(Work to complete): Find each line containing the string "Malfunction" and return it.
-- BEGIN Dataset records --
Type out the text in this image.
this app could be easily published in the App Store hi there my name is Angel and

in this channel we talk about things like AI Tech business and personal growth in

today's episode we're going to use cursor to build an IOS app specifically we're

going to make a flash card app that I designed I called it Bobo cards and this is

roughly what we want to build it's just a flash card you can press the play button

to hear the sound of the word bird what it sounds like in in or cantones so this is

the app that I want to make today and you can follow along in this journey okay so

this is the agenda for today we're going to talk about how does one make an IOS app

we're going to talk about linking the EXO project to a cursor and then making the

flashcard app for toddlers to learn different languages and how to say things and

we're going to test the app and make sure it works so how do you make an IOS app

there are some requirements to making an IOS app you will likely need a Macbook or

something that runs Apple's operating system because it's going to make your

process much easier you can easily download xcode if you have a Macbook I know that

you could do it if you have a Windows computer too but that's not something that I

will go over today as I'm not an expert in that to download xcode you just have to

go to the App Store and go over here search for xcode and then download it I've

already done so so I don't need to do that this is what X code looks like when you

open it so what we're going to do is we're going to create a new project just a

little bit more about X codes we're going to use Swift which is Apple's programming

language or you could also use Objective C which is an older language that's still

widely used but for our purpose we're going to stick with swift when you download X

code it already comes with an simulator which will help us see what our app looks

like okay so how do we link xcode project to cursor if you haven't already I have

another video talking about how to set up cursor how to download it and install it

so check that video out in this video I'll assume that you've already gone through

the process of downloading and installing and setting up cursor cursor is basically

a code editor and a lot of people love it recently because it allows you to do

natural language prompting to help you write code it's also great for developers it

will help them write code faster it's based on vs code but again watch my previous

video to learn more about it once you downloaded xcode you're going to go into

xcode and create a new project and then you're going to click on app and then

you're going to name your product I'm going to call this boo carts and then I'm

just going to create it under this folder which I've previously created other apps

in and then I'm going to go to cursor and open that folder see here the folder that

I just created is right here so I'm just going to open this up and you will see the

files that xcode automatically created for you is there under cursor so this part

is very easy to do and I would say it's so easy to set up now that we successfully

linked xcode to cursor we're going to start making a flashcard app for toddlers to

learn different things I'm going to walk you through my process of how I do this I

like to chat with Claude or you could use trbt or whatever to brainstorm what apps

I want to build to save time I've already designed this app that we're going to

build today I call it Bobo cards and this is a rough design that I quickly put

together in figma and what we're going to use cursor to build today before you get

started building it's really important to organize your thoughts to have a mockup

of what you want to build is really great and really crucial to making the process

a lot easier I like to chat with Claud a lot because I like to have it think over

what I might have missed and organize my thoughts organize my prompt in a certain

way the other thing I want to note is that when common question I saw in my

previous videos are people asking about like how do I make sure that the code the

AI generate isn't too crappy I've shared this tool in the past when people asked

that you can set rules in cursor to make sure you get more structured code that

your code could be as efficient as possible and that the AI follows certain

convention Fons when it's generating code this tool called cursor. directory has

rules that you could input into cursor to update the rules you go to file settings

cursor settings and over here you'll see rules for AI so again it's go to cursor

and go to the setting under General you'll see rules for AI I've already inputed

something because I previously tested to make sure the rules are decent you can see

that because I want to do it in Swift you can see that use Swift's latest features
-- END Dataset records --
-- BEGIN Dataset records --
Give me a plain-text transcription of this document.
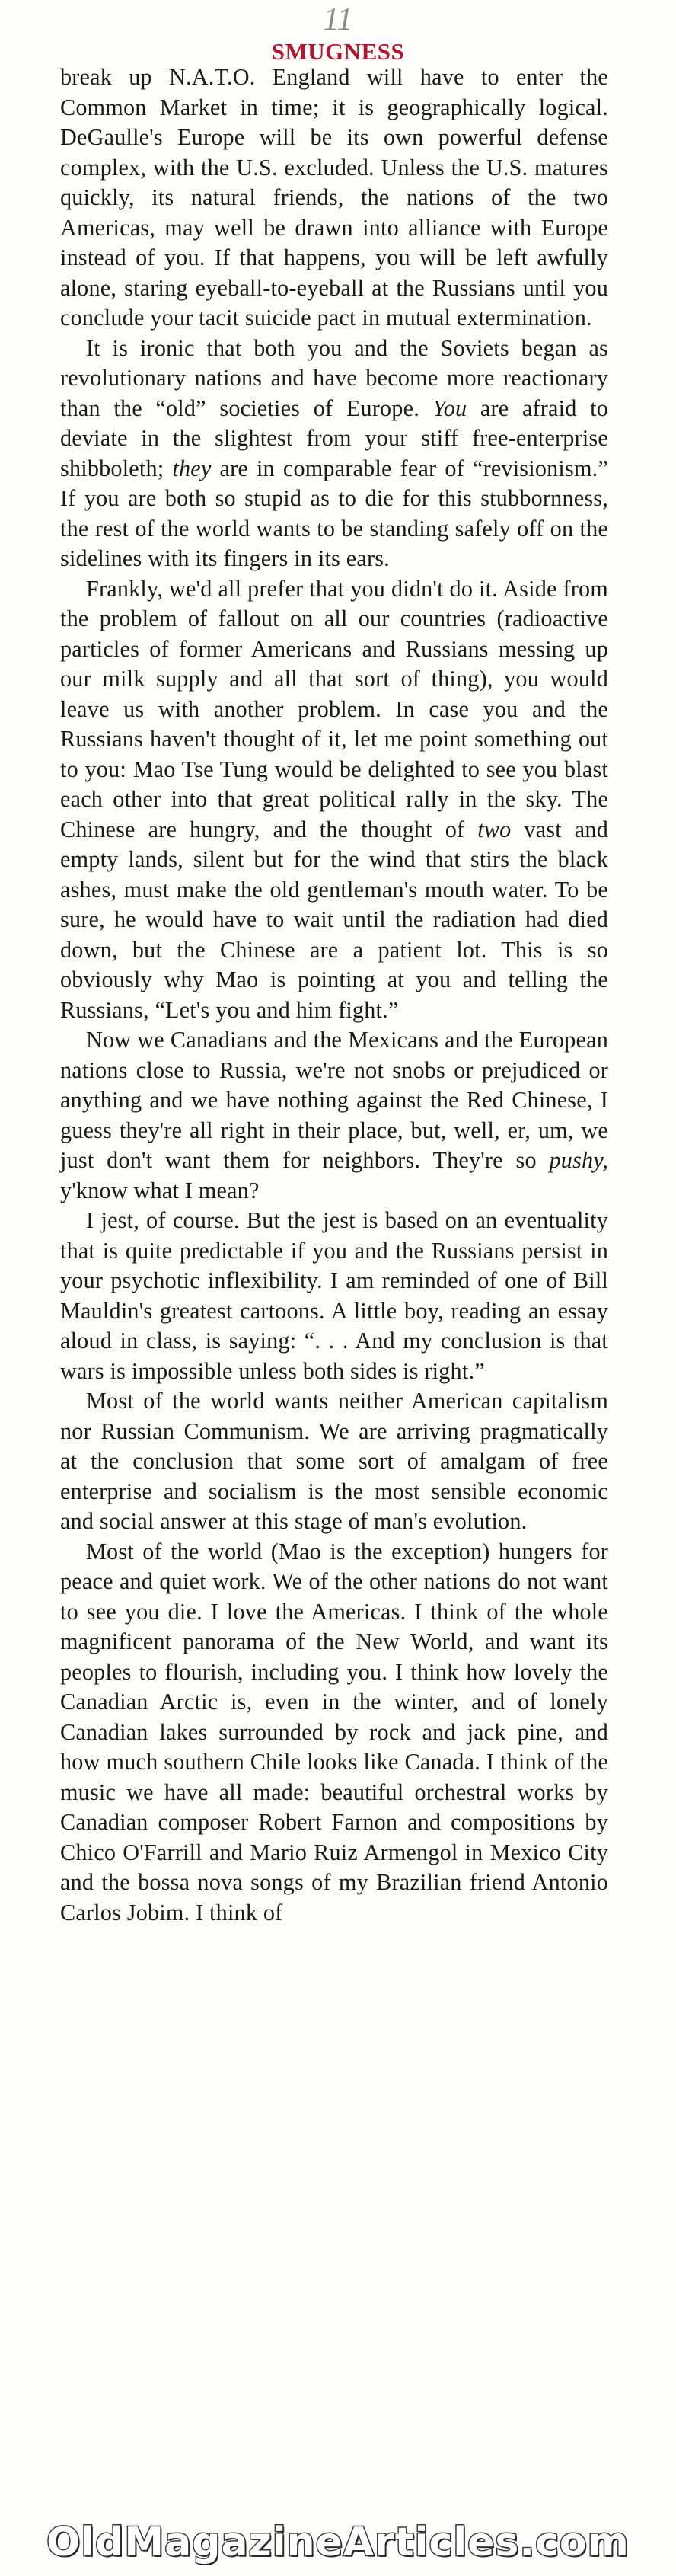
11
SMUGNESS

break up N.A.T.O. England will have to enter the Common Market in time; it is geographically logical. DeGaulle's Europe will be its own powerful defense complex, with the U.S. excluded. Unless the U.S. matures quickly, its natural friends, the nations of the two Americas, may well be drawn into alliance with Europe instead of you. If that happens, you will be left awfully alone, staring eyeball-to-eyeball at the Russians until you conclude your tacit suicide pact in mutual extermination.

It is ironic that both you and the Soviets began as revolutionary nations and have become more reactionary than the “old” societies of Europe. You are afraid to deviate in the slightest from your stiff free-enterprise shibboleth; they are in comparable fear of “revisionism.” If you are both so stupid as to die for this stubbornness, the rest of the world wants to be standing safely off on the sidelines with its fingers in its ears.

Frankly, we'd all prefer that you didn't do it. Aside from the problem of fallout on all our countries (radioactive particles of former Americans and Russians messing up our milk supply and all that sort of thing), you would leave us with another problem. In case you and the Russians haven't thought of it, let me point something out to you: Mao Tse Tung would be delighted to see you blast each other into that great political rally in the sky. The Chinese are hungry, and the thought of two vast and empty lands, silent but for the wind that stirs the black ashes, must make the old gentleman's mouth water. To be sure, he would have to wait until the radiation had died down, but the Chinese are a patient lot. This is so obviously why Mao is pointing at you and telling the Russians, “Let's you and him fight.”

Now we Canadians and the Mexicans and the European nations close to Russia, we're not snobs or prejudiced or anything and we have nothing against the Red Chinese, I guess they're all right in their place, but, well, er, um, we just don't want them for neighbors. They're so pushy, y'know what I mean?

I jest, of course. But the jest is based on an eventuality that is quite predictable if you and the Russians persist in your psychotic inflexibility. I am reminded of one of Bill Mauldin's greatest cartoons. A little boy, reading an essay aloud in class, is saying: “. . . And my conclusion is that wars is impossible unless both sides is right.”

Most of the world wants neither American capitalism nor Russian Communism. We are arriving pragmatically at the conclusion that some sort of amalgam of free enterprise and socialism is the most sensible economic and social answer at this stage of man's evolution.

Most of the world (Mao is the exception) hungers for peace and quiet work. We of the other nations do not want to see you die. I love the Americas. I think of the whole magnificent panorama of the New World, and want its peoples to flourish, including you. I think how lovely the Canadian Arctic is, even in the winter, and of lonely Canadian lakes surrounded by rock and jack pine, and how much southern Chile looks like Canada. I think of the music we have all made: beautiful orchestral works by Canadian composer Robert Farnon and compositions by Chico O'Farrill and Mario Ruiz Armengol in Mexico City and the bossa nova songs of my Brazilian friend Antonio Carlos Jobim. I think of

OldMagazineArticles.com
-- END Dataset records --
-- BEGIN Dataset records --
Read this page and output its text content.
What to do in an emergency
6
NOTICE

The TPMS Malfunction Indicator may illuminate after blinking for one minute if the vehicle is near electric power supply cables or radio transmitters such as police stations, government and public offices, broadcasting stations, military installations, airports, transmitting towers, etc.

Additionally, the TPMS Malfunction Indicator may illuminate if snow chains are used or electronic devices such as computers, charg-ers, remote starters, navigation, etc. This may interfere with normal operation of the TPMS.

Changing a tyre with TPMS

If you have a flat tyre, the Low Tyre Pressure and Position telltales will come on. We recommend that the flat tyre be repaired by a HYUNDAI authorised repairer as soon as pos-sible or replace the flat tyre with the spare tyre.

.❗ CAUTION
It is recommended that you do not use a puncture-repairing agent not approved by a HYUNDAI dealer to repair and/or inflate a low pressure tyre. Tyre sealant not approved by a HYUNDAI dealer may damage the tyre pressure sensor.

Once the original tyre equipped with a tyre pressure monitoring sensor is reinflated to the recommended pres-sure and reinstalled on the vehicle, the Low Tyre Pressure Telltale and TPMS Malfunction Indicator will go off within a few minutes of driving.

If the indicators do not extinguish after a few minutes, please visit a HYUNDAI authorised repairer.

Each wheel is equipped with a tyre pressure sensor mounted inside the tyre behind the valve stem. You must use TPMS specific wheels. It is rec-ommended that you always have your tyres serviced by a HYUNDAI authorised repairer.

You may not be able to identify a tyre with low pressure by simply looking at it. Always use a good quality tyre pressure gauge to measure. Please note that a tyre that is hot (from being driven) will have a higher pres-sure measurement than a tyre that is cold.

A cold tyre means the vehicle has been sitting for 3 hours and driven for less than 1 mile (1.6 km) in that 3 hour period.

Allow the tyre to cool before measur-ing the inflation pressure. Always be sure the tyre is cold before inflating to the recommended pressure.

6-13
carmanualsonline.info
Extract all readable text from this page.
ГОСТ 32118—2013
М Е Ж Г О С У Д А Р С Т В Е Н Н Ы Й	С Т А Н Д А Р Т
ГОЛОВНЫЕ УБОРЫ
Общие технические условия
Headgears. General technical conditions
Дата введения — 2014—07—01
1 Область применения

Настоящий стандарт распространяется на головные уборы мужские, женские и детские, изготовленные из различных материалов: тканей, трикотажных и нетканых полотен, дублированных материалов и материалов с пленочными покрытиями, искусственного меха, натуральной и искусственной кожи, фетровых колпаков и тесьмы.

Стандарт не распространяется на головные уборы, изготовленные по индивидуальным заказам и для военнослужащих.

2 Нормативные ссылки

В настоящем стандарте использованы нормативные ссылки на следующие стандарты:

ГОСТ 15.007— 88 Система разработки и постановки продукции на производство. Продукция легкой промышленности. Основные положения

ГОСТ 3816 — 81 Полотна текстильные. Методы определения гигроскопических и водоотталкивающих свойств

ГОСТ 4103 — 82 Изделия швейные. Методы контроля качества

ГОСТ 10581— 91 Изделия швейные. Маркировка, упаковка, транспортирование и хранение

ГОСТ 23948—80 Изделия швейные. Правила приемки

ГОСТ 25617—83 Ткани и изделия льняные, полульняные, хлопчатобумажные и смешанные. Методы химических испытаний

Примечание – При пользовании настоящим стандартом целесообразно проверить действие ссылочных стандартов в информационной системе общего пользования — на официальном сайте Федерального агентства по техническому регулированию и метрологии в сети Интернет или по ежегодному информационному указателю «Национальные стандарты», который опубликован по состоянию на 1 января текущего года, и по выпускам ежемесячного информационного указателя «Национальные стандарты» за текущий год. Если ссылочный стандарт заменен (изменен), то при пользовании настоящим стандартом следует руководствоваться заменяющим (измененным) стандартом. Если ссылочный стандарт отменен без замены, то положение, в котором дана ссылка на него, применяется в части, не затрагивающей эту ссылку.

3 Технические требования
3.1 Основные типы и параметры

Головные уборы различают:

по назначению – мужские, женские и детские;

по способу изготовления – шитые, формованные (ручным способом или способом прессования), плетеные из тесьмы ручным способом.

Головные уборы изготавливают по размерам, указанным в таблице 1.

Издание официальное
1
-- END Dataset records --
(Final result):
The TPMS Malfunction Indicator may illuminate after blinking for one minute if the vehicle is near electric power supply cables or radio transmitters such as police stations, government and public offices, broadcasting stations, military installations, airports, transmitting towers, etc.
Additionally, the TPMS Malfunction Indicator may illuminate if snow chains are used or electronic devices such as computers, charg-ers, remote starters, navigation, etc. This may interfere with normal operation of the TPMS.
Once the original tyre equipped with a tyre pressure monitoring sensor is reinflated to the recommended pres-sure and reinstalled on the vehicle, the Low Tyre Pressure Telltale and TPMS Malfunction Indicator will go off within a few minutes of driving.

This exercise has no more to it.